### EXERCISE TASK
For the entries that follow, tally the lines holding the string "like". Give the total and nothing else.

### RECORDED INFORMATION
>> BEGIN

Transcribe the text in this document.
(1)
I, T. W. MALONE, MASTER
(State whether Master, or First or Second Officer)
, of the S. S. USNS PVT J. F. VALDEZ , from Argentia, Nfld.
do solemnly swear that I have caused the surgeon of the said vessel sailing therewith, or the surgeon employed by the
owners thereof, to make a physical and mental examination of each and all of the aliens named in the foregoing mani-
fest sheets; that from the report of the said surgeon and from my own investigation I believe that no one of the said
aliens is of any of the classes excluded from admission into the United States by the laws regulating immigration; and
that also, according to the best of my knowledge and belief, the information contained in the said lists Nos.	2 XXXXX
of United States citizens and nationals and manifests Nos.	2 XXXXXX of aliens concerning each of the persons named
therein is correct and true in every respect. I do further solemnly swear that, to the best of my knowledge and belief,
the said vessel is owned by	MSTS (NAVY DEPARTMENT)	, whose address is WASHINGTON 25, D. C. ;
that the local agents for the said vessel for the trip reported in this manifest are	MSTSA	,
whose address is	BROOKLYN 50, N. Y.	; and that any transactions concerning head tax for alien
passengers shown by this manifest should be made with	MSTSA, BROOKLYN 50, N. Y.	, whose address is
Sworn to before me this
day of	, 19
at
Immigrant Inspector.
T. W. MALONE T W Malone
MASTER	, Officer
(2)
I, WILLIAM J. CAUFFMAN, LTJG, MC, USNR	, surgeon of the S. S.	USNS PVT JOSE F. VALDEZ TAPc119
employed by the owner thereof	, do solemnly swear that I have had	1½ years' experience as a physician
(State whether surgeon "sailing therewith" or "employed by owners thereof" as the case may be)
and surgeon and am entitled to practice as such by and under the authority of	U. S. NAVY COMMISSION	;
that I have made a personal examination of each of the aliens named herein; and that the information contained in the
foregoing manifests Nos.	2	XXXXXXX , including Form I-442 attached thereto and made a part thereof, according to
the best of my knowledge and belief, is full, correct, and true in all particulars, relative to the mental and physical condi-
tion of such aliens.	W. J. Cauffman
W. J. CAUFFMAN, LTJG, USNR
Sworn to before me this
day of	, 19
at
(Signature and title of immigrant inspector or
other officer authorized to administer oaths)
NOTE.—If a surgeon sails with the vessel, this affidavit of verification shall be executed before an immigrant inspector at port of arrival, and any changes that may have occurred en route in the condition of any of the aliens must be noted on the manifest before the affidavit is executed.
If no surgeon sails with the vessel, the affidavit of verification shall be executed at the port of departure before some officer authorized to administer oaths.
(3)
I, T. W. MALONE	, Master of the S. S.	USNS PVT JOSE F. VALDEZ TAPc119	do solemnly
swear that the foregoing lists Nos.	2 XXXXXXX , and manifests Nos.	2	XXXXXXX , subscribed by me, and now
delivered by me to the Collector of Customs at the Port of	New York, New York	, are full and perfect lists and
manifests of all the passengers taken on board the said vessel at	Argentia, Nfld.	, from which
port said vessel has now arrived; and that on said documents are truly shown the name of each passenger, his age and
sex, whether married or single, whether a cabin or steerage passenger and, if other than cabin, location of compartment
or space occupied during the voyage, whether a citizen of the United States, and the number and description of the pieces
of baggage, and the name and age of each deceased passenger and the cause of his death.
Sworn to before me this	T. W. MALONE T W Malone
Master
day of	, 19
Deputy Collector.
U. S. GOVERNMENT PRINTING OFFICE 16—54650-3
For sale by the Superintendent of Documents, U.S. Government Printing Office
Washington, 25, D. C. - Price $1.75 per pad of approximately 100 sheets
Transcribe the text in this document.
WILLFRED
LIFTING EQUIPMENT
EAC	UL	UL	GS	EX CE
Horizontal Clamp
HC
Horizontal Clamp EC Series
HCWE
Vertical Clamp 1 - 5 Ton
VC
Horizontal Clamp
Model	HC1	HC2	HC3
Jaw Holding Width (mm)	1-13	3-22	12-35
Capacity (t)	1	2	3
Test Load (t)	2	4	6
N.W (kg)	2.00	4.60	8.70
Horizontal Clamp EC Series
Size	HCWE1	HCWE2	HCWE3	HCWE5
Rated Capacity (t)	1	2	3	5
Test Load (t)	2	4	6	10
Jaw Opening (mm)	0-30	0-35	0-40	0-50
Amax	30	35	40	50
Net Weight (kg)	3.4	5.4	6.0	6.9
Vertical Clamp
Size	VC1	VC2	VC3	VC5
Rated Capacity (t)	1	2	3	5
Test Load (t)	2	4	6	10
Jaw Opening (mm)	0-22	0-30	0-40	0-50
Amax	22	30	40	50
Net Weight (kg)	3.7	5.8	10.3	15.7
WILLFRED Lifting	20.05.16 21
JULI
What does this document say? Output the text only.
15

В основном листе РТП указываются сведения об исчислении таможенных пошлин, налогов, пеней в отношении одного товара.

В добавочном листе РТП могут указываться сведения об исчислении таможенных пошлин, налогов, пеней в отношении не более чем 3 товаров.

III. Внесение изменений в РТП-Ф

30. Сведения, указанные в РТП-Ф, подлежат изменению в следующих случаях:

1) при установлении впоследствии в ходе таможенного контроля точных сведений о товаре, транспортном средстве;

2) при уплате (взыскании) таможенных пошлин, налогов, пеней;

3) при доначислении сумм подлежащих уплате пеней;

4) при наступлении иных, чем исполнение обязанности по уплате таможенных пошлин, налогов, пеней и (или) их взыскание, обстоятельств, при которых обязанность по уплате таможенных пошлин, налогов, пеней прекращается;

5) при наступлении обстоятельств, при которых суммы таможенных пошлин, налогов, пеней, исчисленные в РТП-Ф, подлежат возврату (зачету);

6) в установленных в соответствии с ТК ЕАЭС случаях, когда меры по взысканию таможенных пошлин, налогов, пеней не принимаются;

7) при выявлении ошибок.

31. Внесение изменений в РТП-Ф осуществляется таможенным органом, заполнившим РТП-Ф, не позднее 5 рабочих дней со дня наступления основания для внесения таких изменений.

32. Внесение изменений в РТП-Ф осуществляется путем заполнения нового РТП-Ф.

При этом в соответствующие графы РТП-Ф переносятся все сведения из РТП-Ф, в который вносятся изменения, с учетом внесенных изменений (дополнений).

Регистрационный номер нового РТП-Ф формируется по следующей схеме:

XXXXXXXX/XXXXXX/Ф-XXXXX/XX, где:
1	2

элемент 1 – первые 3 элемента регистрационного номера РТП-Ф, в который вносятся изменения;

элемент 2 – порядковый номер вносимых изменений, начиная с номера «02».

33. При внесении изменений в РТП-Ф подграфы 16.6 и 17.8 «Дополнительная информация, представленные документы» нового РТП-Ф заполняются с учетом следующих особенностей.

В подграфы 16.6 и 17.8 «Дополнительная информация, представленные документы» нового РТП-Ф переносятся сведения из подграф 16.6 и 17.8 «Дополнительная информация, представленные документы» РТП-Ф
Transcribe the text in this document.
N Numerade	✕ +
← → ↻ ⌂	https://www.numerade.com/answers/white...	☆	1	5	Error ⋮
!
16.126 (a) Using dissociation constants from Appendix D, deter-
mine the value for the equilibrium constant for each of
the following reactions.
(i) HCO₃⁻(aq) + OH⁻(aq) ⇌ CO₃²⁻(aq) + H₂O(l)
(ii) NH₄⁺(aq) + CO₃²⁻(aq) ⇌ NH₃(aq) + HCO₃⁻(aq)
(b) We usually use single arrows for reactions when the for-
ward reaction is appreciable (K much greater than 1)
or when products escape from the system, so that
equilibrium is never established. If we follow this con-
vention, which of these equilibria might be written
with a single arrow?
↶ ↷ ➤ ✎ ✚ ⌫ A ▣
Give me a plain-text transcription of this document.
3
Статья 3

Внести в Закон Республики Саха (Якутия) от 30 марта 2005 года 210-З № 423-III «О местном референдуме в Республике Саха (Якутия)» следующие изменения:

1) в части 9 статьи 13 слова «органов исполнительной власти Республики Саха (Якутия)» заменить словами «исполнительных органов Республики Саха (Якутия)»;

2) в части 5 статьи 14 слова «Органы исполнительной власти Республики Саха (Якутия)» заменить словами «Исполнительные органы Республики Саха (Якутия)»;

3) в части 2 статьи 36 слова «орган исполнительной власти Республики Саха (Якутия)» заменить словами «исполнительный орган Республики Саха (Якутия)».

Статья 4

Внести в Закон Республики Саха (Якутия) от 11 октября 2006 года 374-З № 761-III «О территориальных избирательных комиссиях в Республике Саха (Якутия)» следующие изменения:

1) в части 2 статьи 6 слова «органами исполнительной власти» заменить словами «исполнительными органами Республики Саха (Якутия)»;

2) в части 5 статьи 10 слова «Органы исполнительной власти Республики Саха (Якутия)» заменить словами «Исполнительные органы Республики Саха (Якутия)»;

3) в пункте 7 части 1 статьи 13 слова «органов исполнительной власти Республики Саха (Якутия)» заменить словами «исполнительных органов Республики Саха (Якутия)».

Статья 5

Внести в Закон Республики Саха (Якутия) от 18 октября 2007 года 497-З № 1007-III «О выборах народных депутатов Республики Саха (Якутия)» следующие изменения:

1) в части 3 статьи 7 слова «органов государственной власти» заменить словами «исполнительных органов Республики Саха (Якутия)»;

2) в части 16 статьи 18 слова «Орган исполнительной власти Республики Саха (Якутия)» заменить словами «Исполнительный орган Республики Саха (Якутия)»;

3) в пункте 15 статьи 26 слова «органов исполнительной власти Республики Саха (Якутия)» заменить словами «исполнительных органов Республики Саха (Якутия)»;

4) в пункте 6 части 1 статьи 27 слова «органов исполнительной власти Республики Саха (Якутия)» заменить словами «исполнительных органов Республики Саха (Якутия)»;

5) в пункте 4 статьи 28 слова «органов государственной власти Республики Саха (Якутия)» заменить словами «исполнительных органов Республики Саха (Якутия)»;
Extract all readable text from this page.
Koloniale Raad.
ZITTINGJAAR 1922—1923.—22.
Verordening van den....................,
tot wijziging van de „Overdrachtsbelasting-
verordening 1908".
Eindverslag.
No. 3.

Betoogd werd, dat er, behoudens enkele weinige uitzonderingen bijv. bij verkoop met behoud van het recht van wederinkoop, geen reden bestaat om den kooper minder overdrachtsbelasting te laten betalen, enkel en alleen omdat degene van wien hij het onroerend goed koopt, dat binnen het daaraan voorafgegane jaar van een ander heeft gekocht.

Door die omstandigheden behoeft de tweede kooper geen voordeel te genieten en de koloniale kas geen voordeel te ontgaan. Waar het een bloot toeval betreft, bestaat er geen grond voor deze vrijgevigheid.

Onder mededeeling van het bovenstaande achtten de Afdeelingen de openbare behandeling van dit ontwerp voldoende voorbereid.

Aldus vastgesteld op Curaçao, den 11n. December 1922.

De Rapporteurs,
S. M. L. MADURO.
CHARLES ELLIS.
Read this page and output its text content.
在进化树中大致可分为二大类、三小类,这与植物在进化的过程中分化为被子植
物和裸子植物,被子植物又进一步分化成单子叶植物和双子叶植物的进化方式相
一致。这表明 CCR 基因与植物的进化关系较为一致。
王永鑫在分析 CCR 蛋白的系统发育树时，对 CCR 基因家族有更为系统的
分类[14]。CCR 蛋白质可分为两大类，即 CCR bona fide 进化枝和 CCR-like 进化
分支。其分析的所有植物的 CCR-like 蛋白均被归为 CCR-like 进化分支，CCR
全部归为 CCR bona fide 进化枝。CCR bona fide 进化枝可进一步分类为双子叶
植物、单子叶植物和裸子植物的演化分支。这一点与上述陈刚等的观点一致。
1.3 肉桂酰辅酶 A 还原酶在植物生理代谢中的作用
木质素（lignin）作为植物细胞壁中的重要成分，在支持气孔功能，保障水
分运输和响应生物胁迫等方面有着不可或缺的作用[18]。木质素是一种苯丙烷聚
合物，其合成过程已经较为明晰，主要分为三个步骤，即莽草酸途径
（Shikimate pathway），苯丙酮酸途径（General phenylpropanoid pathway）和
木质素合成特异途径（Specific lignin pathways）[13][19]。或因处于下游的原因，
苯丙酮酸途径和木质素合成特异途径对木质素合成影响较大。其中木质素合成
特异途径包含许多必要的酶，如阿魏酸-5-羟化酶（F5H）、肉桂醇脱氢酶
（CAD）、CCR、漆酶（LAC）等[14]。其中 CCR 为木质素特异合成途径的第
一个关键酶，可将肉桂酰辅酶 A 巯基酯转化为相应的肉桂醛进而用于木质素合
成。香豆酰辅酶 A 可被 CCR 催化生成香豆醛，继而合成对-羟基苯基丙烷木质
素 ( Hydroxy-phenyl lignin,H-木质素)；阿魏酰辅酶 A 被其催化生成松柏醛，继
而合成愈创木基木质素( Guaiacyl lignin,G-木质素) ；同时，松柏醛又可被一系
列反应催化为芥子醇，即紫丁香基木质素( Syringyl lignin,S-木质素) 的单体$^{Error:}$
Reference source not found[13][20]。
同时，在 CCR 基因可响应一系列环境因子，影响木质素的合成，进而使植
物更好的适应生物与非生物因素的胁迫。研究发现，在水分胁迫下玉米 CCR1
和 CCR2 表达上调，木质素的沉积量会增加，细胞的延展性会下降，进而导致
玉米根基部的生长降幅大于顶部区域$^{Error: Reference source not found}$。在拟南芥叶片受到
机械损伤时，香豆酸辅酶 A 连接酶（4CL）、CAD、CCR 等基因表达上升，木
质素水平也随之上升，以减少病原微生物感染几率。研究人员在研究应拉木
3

>> END

### SOLUTION TO THE PROBLEM
2